++++ Given entries

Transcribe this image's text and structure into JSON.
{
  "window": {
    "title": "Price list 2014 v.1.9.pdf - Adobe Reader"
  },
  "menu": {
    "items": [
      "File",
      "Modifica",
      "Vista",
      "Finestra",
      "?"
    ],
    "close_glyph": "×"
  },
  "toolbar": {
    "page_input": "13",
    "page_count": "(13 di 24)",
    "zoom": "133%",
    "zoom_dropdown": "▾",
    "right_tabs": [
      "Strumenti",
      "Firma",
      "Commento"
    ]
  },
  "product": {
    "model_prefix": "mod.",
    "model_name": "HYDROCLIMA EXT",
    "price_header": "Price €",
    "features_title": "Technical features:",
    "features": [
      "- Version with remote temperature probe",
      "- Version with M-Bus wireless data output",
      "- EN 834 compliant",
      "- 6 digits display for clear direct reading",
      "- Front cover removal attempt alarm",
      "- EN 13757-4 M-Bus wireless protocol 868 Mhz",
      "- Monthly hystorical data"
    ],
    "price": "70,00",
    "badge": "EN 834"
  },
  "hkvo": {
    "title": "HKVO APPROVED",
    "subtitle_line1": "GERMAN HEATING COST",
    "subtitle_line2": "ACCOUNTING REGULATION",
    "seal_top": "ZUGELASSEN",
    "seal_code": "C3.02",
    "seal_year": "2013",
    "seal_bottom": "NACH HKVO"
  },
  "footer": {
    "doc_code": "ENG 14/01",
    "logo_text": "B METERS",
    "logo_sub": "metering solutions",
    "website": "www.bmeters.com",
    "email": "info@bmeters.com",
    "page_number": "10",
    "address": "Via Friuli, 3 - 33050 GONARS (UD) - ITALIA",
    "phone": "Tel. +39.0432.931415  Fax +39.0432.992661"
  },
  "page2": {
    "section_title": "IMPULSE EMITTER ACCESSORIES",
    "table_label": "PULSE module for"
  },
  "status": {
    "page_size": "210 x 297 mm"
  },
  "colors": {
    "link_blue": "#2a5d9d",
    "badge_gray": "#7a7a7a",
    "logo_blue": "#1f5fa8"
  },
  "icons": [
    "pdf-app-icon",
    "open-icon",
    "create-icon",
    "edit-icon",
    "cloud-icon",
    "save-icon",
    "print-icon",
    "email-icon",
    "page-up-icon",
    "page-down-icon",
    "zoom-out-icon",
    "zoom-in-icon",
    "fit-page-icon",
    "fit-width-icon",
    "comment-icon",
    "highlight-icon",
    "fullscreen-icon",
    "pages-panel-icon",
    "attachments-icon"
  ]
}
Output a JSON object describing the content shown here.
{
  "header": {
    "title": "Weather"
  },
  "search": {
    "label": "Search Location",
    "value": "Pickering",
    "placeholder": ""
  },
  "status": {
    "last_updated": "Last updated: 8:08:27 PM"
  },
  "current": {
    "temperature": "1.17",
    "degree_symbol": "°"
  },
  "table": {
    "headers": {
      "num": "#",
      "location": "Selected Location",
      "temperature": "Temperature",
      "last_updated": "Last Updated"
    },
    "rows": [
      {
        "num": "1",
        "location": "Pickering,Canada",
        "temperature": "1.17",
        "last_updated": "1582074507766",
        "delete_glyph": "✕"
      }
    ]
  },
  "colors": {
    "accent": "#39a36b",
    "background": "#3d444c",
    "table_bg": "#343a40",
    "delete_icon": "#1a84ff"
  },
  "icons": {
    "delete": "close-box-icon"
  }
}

++++++++

Find each line holding "Version". Copy it out.

## Task result
      "- Version with remote temperature probe",
      "- Version with M-Bus wireless data output",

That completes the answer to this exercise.